• **WHAT YOU ARE ASKED TO DO**: Leave out the pictures and return every entry exactly as it appears.

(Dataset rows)
################

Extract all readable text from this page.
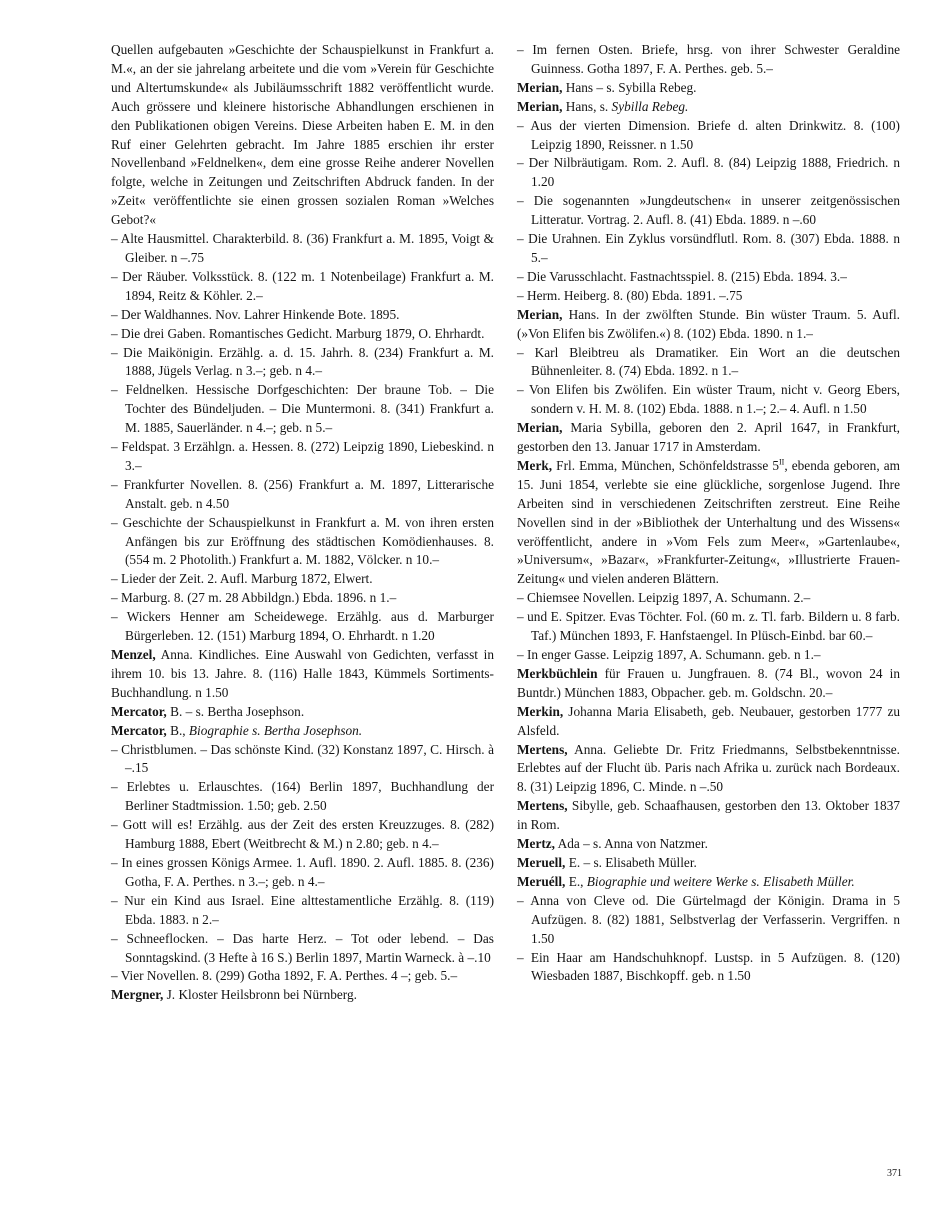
Quellen aufgebauten »Geschichte der Schauspielkunst in Frankfurt a. M.«, an der sie jahrelang arbeitete und die vom »Verein für Geschichte und Altertumskunde« als Jubiläumsschrift 1882 veröffentlicht wurde. Auch grössere und kleinere historische Abhandlungen erschienen in den Publikationen obigen Vereins. Diese Arbeiten haben E. M. in den Ruf einer Gelehrten gebracht. Im Jahre 1885 erschien ihr erster Novellenband »Feldnelken«, dem eine grosse Reihe anderer Novellen folgte, welche in Zeitungen und Zeitschriften Abdruck fanden. In der »Zeit« veröffentlichte sie einen grossen sozialen Roman »Welches Gebot?«
– Alte Hausmittel. Charakterbild. 8. (36) Frankfurt a. M. 1895, Voigt & Gleiber. n –.75
– Der Räuber. Volksstück. 8. (122 m. 1 Notenbeilage) Frankfurt a. M. 1894, Reitz & Köhler. 2.–
– Der Waldhannes. Nov. Lahrer Hinkende Bote. 1895.
– Die drei Gaben. Romantisches Gedicht. Marburg 1879, O. Ehrhardt.
– Die Maikönigin. Erzählg. a. d. 15. Jahrh. 8. (234) Frankfurt a. M. 1888, Jügels Verlag. n 3.–; geb. n 4.–
– Feldnelken. Hessische Dorfgeschichten: Der braune Tob. – Die Tochter des Bündeljuden. – Die Muntermoni. 8. (341) Frankfurt a. M. 1885, Sauerländer. n 4.–; geb. n 5.–
– Feldspat. 3 Erzählgn. a. Hessen. 8. (272) Leipzig 1890, Liebeskind. n 3.–
– Frankfurter Novellen. 8. (256) Frankfurt a. M. 1897, Litterarische Anstalt. geb. n 4.50
– Geschichte der Schauspielkunst in Frankfurt a. M. von ihren ersten Anfängen bis zur Eröffnung des städtischen Komödienhauses. 8. (554 m. 2 Photolith.) Frankfurt a. M. 1882, Völcker. n 10.–
– Lieder der Zeit. 2. Aufl. Marburg 1872, Elwert.
– Marburg. 8. (27 m. 28 Abbildgn.) Ebda. 1896. n 1.–
– Wickers Henner am Scheidewege. Erzählg. aus d. Marburger Bürgerleben. 12. (151) Marburg 1894, O. Ehrhardt. n 1.20
Menzel, Anna. Kindliches. Eine Auswahl von Gedichten, verfasst in ihrem 10. bis 13. Jahre. 8. (116) Halle 1843, Kümmels Sortiments-Buchhandlung. n 1.50
Mercator, B. – s. Bertha Josephson.
Mercator, B., Biographie s. Bertha Josephson.
– Christblumen. – Das schönste Kind. (32) Konstanz 1897, C. Hirsch. à –.15
– Erlebtes u. Erlauschtes. (164) Berlin 1897, Buchhandlung der Berliner Stadtmission. 1.50; geb. 2.50
– Gott will es! Erzählg. aus der Zeit des ersten Kreuzzuges. 8. (282) Hamburg 1888, Ebert (Weitbrecht & M.) n 2.80; geb. n 4.–
– In eines grossen Königs Armee. 1. Aufl. 1890. 2. Aufl. 1885. 8. (236) Gotha, F. A. Perthes. n 3.–; geb. n 4.–
– Nur ein Kind aus Israel. Eine alttestamentliche Erzählg. 8. (119) Ebda. 1883. n 2.–
– Schneeflocken. – Das harte Herz. – Tot oder lebend. – Das Sonntagskind. (3 Hefte à 16 S.) Berlin 1897, Martin Warneck. à –.10
– Vier Novellen. 8. (299) Gotha 1892, F. A. Perthes. 4 –; geb. 5.–
Mergner, J. Kloster Heilsbronn bei Nürnberg.
– Im fernen Osten. Briefe, hrsg. von ihrer Schwester Geraldine Guinness. Gotha 1897, F. A. Perthes. geb. 5.–
Merian, Hans – s. Sybilla Rebeg.
Merian, Hans, s. Sybilla Rebeg.
– Aus der vierten Dimension. Briefe d. alten Drinkwitz. 8. (100) Leipzig 1890, Reissner. n 1.50
– Der Nilbräutigam. Rom. 2. Aufl. 8. (84) Leipzig 1888, Friedrich. n 1.20
– Die sogenannten »Jungdeutschen« in unserer zeitgenössischen Litteratur. Vortrag. 2. Aufl. 8. (41) Ebda. 1889. n –.60
– Die Urahnen. Ein Zyklus vorsündflutl. Rom. 8. (307) Ebda. 1888. n 5.–
– Die Varusschlacht. Fastnachtsspiel. 8. (215) Ebda. 1894. 3.–
– Herm. Heiberg. 8. (80) Ebda. 1891. –.75
Merian, Hans. In der zwölften Stunde. Bin wüster Traum. 5. Aufl. (»Von Elifen bis Zwölifen.«) 8. (102) Ebda. 1890. n 1.–
– Karl Bleibtreu als Dramatiker. Ein Wort an die deutschen Bühnenleiter. 8. (74) Ebda. 1892. n 1.–
– Von Elifen bis Zwölifen. Ein wüster Traum, nicht v. Georg Ebers, sondern v. H. M. 8. (102) Ebda. 1888. n 1.–; 2.– 4. Aufl. n 1.50
Merian, Maria Sybilla, geboren den 2. April 1647, in Frankfurt, gestorben den 13. Januar 1717 in Amsterdam.
Merk, Frl. Emma, München, Schönfeldstrasse $5^{II}$, ebenda geboren, am 15. Juni 1854, verlebte sie eine glückliche, sorgenlose Jugend. Ihre Arbeiten sind in verschiedenen Zeitschriften zerstreut. Eine Reihe Novellen sind in der »Bibliothek der Unterhaltung und des Wissens« veröffentlicht, andere in »Vom Fels zum Meer«, »Gartenlaube«, »Universum«, »Bazar«, »Frankfurter-Zeitung«, »Illustrierte Frauen-Zeitung« und vielen anderen Blättern.
– Chiemsee Novellen. Leipzig 1897, A. Schumann. 2.–
– und E. Spitzer. Evas Töchter. Fol. (60 m. z. Tl. farb. Bildern u. 8 farb. Taf.) München 1893, F. Hanfstaengel. In Plüsch-Einbd. bar 60.–
– In enger Gasse. Leipzig 1897, A. Schumann. geb. n 1.–
Merkbüchlein für Frauen u. Jungfrauen. 8. (74 Bl., wovon 24 in Buntdr.) München 1883, Obpacher. geb. m. Goldschn. 20.–
Merkin, Johanna Maria Elisabeth, geb. Neubauer, gestorben 1777 zu Alsfeld.
Mertens, Anna. Geliebte Dr. Fritz Friedmanns, Selbstbekenntnisse. Erlebtes auf der Flucht üb. Paris nach Afrika u. zurück nach Bordeaux. 8. (31) Leipzig 1896, C. Minde. n –.50
Mertens, Sibylle, geb. Schaafhausen, gestorben den 13. Oktober 1837 in Rom.
Mertz, Ada – s. Anna von Natzmer.
Meruell, E. – s. Elisabeth Müller.
Meruéll, E., Biographie und weitere Werke s. Elisabeth Müller.
– Anna von Cleve od. Die Gürtelmagd der Königin. Drama in 5 Aufzügen. 8. (82) 1881, Selbstverlag der Verfasserin. Vergriffen. n 1.50
– Ein Haar am Handschuhknopf. Lustsp. in 5 Aufzügen. 8. (120) Wiesbaden 1887, Bischkopff. geb. n 1.50
371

################

• **RESULT**:
Extract all readable text from this page.
Quellen aufgebauten »Geschichte der Schauspielkunst in Frankfurt a. M.«, an der sie jahrelang arbeitete und die vom »Verein für Geschichte und Altertumskunde« als Jubiläumsschrift 1882 veröffentlicht wurde. Auch grössere und kleinere historische Abhandlungen erschienen in den Publikationen obigen Vereins. Diese Arbeiten haben E. M. in den Ruf einer Gelehrten gebracht. Im Jahre 1885 erschien ihr erster Novellenband »Feldnelken«, dem eine grosse Reihe anderer Novellen folgte, welche in Zeitungen und Zeitschriften Abdruck fanden. In der »Zeit« veröffentlichte sie einen grossen sozialen Roman »Welches Gebot?«
– Alte Hausmittel. Charakterbild. 8. (36) Frankfurt a. M. 1895, Voigt & Gleiber. n –.75
– Der Räuber. Volksstück. 8. (122 m. 1 Notenbeilage) Frankfurt a. M. 1894, Reitz & Köhler. 2.–
– Der Waldhannes. Nov. Lahrer Hinkende Bote. 1895.
– Die drei Gaben. Romantisches Gedicht. Marburg 1879, O. Ehrhardt.
– Die Maikönigin. Erzählg. a. d. 15. Jahrh. 8. (234) Frankfurt a. M. 1888, Jügels Verlag. n 3.–; geb. n 4.–
– Feldnelken. Hessische Dorfgeschichten: Der braune Tob. – Die Tochter des Bündeljuden. – Die Muntermoni. 8. (341) Frankfurt a. M. 1885, Sauerländer. n 4.–; geb. n 5.–
– Feldspat. 3 Erzählgn. a. Hessen. 8. (272) Leipzig 1890, Liebeskind. n 3.–
– Frankfurter Novellen. 8. (256) Frankfurt a. M. 1897, Litterarische Anstalt. geb. n 4.50
– Geschichte der Schauspielkunst in Frankfurt a. M. von ihren ersten Anfängen bis zur Eröffnung des städtischen Komödienhauses. 8. (554 m. 2 Photolith.) Frankfurt a. M. 1882, Völcker. n 10.–
– Lieder der Zeit. 2. Aufl. Marburg 1872, Elwert.
– Marburg. 8. (27 m. 28 Abbildgn.) Ebda. 1896. n 1.–
– Wickers Henner am Scheidewege. Erzählg. aus d. Marburger Bürgerleben. 12. (151) Marburg 1894, O. Ehrhardt. n 1.20
Menzel, Anna. Kindliches. Eine Auswahl von Gedichten, verfasst in ihrem 10. bis 13. Jahre. 8. (116) Halle 1843, Kümmels Sortiments-Buchhandlung. n 1.50
Mercator, B. – s. Bertha Josephson.
Mercator, B., Biographie s. Bertha Josephson.
– Christblumen. – Das schönste Kind. (32) Konstanz 1897, C. Hirsch. à –.15
– Erlebtes u. Erlauschtes. (164) Berlin 1897, Buchhandlung der Berliner Stadtmission. 1.50; geb. 2.50
– Gott will es! Erzählg. aus der Zeit des ersten Kreuzzuges. 8. (282) Hamburg 1888, Ebert (Weitbrecht & M.) n 2.80; geb. n 4.–
– In eines grossen Königs Armee. 1. Aufl. 1890. 2. Aufl. 1885. 8. (236) Gotha, F. A. Perthes. n 3.–; geb. n 4.–
– Nur ein Kind aus Israel. Eine alttestamentliche Erzählg. 8. (119) Ebda. 1883. n 2.–
– Schneeflocken. – Das harte Herz. – Tot oder lebend. – Das Sonntagskind. (3 Hefte à 16 S.) Berlin 1897, Martin Warneck. à –.10
– Vier Novellen. 8. (299) Gotha 1892, F. A. Perthes. 4 –; geb. 5.–
Mergner, J. Kloster Heilsbronn bei Nürnberg.
– Im fernen Osten. Briefe, hrsg. von ihrer Schwester Geraldine Guinness. Gotha 1897, F. A. Perthes. geb. 5.–
Merian, Hans – s. Sybilla Rebeg.
Merian, Hans, s. Sybilla Rebeg.
– Aus der vierten Dimension. Briefe d. alten Drinkwitz. 8. (100) Leipzig 1890, Reissner. n 1.50
– Der Nilbräutigam. Rom. 2. Aufl. 8. (84) Leipzig 1888, Friedrich. n 1.20
– Die sogenannten »Jungdeutschen« in unserer zeitgenössischen Litteratur. Vortrag. 2. Aufl. 8. (41) Ebda. 1889. n –.60
– Die Urahnen. Ein Zyklus vorsündflutl. Rom. 8. (307) Ebda. 1888. n 5.–
– Die Varusschlacht. Fastnachtsspiel. 8. (215) Ebda. 1894. 3.–
– Herm. Heiberg. 8. (80) Ebda. 1891. –.75
Merian, Hans. In der zwölften Stunde. Bin wüster Traum. 5. Aufl. (»Von Elifen bis Zwölifen.«) 8. (102) Ebda. 1890. n 1.–
– Karl Bleibtreu als Dramatiker. Ein Wort an die deutschen Bühnenleiter. 8. (74) Ebda. 1892. n 1.–
– Von Elifen bis Zwölifen. Ein wüster Traum, nicht v. Georg Ebers, sondern v. H. M. 8. (102) Ebda. 1888. n 1.–; 2.– 4. Aufl. n 1.50
Merian, Maria Sybilla, geboren den 2. April 1647, in Frankfurt, gestorben den 13. Januar 1717 in Amsterdam.
Merk, Frl. Emma, München, Schönfeldstrasse $5^{II}$, ebenda geboren, am 15. Juni 1854, verlebte sie eine glückliche, sorgenlose Jugend. Ihre Arbeiten sind in verschiedenen Zeitschriften zerstreut. Eine Reihe Novellen sind in der »Bibliothek der Unterhaltung und des Wissens« veröffentlicht, andere in »Vom Fels zum Meer«, »Gartenlaube«, »Universum«, »Bazar«, »Frankfurter-Zeitung«, »Illustrierte Frauen-Zeitung« und vielen anderen Blättern.
– Chiemsee Novellen. Leipzig 1897, A. Schumann. 2.–
– und E. Spitzer. Evas Töchter. Fol. (60 m. z. Tl. farb. Bildern u. 8 farb. Taf.) München 1893, F. Hanfstaengel. In Plüsch-Einbd. bar 60.–
– In enger Gasse. Leipzig 1897, A. Schumann. geb. n 1.–
Merkbüchlein für Frauen u. Jungfrauen. 8. (74 Bl., wovon 24 in Buntdr.) München 1883, Obpacher. geb. m. Goldschn. 20.–
Merkin, Johanna Maria Elisabeth, geb. Neubauer, gestorben 1777 zu Alsfeld.
Mertens, Anna. Geliebte Dr. Fritz Friedmanns, Selbstbekenntnisse. Erlebtes auf der Flucht üb. Paris nach Afrika u. zurück nach Bordeaux. 8. (31) Leipzig 1896, C. Minde. n –.50
Mertens, Sibylle, geb. Schaafhausen, gestorben den 13. Oktober 1837 in Rom.
Mertz, Ada – s. Anna von Natzmer.
Meruell, E. – s. Elisabeth Müller.
Meruéll, E., Biographie und weitere Werke s. Elisabeth Müller.
– Anna von Cleve od. Die Gürtelmagd der Königin. Drama in 5 Aufzügen. 8. (82) 1881, Selbstverlag der Verfasserin. Vergriffen. n 1.50
– Ein Haar am Handschuhknopf. Lustsp. in 5 Aufzügen. 8. (120) Wiesbaden 1887, Bischkopff. geb. n 1.50
371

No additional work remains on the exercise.